#### Records provided
start

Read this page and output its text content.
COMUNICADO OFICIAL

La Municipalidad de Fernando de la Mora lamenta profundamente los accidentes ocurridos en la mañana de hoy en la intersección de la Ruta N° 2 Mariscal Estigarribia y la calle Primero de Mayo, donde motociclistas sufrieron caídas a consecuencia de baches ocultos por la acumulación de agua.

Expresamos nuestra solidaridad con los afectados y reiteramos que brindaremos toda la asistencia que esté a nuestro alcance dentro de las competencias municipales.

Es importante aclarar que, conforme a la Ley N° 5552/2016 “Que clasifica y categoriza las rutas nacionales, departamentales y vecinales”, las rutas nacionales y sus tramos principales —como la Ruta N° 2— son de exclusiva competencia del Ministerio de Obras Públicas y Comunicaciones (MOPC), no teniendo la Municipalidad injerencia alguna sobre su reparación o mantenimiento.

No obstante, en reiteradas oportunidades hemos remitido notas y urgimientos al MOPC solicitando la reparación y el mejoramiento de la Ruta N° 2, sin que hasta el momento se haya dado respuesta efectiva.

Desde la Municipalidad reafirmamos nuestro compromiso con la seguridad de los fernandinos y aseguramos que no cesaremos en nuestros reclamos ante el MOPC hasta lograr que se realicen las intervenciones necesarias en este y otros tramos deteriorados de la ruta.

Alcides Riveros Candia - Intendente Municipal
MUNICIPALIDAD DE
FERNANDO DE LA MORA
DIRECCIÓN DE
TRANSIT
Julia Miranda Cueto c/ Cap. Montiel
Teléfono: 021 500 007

end

#### Exercise
Reproduce the data, keeping every line exactly the same.

#### Task response
Read this page and output its text content.
COMUNICADO OFICIAL

La Municipalidad de Fernando de la Mora lamenta profundamente los accidentes ocurridos en la mañana de hoy en la intersección de la Ruta N° 2 Mariscal Estigarribia y la calle Primero de Mayo, donde motociclistas sufrieron caídas a consecuencia de baches ocultos por la acumulación de agua.

Expresamos nuestra solidaridad con los afectados y reiteramos que brindaremos toda la asistencia que esté a nuestro alcance dentro de las competencias municipales.

Es importante aclarar que, conforme a la Ley N° 5552/2016 “Que clasifica y categoriza las rutas nacionales, departamentales y vecinales”, las rutas nacionales y sus tramos principales —como la Ruta N° 2— son de exclusiva competencia del Ministerio de Obras Públicas y Comunicaciones (MOPC), no teniendo la Municipalidad injerencia alguna sobre su reparación o mantenimiento.

No obstante, en reiteradas oportunidades hemos remitido notas y urgimientos al MOPC solicitando la reparación y el mejoramiento de la Ruta N° 2, sin que hasta el momento se haya dado respuesta efectiva.

Desde la Municipalidad reafirmamos nuestro compromiso con la seguridad de los fernandinos y aseguramos que no cesaremos en nuestros reclamos ante el MOPC hasta lograr que se realicen las intervenciones necesarias en este y otros tramos deteriorados de la ruta.

Alcides Riveros Candia - Intendente Municipal
MUNICIPALIDAD DE
FERNANDO DE LA MORA
DIRECCIÓN DE
TRANSIT
Julia Miranda Cueto c/ Cap. Montiel
Teléfono: 021 500 007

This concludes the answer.